[Raw records]
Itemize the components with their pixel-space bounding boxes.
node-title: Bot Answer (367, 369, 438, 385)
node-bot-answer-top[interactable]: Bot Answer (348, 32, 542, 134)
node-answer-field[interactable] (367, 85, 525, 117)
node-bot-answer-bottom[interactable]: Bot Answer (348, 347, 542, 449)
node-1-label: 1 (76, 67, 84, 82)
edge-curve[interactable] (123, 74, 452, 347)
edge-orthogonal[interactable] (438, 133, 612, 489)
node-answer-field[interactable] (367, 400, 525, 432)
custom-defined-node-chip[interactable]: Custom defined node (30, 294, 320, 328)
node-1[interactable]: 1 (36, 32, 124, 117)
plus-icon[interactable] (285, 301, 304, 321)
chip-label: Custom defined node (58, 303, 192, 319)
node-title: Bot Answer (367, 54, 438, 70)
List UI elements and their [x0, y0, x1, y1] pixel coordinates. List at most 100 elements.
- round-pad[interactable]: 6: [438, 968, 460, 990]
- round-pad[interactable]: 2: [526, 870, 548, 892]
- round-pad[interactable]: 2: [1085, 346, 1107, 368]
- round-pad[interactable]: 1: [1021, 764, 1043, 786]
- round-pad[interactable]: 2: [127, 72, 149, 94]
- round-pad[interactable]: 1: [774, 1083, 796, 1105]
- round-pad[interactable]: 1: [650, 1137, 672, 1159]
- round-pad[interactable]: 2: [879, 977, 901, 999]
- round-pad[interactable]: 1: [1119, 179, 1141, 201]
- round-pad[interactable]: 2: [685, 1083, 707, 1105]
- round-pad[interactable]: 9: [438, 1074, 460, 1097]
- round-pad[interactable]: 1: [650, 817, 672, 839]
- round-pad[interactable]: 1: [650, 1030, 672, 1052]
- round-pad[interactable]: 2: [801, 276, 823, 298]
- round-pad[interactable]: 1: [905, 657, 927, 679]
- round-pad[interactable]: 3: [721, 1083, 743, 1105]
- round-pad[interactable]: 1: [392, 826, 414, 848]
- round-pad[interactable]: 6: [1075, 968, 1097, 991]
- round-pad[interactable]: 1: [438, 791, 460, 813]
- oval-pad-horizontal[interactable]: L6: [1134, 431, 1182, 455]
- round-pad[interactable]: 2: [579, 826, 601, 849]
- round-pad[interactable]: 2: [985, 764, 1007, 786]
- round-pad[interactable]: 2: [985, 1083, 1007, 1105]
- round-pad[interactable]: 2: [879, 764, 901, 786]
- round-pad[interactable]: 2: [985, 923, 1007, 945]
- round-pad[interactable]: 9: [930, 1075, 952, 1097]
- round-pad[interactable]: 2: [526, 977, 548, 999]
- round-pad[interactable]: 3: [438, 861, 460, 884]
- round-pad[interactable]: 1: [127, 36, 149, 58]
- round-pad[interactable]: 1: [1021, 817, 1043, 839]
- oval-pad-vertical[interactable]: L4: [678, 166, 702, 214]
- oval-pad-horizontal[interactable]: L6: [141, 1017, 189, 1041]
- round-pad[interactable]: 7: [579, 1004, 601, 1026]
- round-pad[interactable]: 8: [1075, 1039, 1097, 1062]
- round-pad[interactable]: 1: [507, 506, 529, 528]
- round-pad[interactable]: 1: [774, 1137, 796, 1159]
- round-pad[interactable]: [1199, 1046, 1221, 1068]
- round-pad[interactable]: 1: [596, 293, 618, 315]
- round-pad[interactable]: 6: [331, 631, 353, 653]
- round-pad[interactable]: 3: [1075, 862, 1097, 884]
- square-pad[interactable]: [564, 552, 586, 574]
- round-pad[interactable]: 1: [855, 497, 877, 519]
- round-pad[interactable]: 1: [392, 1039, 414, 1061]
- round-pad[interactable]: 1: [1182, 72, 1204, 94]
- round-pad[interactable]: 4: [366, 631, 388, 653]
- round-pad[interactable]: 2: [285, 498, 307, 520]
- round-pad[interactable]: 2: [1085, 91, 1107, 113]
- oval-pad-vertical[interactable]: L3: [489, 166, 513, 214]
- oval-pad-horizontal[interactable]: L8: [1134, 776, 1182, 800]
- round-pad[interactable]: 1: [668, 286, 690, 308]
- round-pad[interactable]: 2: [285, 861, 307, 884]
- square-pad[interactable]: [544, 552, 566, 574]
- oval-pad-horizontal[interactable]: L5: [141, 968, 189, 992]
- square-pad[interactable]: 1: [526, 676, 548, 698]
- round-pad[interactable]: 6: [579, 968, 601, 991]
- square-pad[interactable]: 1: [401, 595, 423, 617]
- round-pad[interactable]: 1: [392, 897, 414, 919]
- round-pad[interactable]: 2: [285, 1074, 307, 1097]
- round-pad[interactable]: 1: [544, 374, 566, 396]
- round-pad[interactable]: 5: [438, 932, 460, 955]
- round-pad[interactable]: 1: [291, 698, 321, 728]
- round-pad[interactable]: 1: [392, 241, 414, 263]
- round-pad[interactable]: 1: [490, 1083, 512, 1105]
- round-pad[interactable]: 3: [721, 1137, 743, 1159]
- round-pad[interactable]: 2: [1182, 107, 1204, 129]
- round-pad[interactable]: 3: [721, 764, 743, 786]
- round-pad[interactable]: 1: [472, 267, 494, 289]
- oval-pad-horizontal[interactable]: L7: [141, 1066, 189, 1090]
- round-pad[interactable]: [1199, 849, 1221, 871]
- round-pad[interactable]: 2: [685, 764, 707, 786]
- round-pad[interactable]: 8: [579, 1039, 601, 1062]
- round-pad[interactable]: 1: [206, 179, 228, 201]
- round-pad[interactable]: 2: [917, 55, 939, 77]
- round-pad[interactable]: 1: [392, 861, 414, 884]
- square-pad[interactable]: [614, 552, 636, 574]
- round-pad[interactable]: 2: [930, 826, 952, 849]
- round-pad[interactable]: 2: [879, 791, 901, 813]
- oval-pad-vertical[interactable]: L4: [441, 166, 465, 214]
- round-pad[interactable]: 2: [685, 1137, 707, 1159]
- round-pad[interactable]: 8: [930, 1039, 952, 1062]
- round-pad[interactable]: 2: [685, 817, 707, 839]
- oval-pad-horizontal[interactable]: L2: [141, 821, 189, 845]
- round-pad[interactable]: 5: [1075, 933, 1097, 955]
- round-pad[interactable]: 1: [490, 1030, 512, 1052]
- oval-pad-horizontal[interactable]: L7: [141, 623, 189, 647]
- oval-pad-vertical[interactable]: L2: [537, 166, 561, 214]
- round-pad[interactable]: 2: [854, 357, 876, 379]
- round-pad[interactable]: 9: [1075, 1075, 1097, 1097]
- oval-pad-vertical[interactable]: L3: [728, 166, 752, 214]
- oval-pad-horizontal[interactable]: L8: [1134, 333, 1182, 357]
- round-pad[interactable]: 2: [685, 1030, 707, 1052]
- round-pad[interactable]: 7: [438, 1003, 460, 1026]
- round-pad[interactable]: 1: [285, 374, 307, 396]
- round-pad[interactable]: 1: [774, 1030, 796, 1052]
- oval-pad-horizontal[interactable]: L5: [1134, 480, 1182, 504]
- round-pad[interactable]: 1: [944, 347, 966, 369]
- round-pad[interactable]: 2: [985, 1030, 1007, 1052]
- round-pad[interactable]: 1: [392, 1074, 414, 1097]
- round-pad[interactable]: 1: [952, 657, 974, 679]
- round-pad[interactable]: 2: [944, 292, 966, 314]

TASK DESCRIPTION:
Collect every line in the raw records above that contains the string "label".

EXERCISE RESULT:
node-1-label: 1 (76, 67, 84, 82)
chip-label: Custom defined node (58, 303, 192, 319)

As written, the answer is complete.